- **Goal of the exercise**: Look through the entries and report how many lines include the word "this". Give the number alone.

### Material provided

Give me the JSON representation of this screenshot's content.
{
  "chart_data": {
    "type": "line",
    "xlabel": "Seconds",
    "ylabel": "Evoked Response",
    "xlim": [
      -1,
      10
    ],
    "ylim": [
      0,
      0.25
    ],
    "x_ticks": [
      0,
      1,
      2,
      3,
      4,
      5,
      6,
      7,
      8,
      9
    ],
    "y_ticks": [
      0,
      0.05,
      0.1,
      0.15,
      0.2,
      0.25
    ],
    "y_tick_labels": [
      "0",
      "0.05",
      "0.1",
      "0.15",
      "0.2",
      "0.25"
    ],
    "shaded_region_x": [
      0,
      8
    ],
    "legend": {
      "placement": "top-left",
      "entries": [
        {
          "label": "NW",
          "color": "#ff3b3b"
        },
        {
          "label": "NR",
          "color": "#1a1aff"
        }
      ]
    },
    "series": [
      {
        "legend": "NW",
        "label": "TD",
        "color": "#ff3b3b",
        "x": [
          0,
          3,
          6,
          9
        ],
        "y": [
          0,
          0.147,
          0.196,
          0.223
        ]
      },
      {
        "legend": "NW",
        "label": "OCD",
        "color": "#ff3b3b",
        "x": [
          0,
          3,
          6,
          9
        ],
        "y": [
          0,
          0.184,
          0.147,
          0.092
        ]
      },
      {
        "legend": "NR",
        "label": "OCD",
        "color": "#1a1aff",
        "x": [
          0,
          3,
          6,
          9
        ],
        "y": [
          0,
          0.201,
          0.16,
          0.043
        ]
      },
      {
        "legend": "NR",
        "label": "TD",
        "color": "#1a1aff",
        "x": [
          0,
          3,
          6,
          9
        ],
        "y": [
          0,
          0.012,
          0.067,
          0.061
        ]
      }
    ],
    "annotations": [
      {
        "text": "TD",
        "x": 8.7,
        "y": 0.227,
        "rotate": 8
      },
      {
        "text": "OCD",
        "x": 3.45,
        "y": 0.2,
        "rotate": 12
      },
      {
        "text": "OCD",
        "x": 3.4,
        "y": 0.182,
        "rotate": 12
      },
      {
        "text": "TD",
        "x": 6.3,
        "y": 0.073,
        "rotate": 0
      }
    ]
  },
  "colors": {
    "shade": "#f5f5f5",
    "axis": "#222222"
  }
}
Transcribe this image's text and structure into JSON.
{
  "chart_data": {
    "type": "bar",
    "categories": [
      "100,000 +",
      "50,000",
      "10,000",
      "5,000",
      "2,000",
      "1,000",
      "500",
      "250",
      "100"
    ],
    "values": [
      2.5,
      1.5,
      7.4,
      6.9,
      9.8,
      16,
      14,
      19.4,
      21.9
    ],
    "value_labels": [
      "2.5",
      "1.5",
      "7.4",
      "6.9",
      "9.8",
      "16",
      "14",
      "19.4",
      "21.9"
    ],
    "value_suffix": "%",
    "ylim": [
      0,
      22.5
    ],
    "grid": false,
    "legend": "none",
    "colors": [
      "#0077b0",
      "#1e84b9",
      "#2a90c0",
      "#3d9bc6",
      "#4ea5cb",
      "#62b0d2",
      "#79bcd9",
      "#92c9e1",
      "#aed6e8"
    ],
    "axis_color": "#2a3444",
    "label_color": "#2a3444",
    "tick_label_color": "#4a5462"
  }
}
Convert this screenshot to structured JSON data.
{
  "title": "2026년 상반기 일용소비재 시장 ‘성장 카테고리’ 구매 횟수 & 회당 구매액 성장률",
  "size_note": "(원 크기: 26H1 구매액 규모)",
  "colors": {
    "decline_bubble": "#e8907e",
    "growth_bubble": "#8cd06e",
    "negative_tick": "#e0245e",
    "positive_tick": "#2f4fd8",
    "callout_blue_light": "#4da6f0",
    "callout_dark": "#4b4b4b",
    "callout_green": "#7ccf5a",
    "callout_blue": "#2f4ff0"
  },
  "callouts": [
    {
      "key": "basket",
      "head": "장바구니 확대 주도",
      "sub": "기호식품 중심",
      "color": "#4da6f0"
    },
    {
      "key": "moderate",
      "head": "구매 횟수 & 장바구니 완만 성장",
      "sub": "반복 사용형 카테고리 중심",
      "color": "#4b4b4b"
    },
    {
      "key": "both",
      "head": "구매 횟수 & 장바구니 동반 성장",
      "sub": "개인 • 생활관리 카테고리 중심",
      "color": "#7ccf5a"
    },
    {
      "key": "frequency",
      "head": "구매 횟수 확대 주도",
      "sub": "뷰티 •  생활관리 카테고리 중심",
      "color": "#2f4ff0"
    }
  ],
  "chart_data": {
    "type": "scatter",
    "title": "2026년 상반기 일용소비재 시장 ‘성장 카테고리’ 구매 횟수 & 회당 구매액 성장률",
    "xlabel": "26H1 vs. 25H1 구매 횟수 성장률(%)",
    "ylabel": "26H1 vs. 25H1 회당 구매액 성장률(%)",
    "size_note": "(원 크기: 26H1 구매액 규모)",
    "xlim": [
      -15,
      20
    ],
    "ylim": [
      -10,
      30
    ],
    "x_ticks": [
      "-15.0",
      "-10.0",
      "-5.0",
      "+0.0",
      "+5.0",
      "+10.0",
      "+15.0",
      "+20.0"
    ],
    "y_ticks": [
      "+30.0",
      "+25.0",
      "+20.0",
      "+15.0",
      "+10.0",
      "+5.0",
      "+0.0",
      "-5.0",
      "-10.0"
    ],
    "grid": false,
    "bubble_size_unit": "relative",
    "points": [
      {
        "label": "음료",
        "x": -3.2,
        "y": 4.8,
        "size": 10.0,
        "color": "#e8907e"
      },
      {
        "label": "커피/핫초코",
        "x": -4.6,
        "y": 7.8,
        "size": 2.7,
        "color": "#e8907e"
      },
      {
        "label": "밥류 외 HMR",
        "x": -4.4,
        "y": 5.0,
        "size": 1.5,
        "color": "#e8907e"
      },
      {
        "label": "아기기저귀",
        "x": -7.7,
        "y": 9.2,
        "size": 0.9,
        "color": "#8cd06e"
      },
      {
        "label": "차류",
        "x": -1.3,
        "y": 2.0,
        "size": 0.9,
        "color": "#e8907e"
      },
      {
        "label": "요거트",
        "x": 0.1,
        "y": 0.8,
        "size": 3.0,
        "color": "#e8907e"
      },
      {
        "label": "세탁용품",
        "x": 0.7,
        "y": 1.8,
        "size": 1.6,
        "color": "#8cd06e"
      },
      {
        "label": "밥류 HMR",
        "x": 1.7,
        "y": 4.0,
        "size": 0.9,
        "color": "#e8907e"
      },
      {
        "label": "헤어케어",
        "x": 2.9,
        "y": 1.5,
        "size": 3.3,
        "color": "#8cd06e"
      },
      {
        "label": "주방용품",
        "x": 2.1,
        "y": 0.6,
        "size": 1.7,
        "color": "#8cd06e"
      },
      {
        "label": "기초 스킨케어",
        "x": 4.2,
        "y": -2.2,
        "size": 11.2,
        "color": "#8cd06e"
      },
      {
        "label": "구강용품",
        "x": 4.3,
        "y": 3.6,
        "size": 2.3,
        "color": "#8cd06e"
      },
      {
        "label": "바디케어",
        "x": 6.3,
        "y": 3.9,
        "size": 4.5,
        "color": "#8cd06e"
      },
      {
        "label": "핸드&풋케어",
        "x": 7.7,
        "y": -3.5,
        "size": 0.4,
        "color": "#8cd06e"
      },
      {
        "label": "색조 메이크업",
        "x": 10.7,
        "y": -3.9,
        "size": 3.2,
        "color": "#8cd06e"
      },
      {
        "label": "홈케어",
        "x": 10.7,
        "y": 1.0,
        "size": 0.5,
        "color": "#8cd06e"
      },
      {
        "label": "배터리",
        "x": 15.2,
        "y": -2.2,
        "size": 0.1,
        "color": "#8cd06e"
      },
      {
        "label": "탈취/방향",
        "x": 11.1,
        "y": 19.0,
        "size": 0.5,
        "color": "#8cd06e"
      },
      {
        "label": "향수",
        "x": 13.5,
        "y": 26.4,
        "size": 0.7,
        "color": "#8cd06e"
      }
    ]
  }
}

######

- **Solved problem**: 3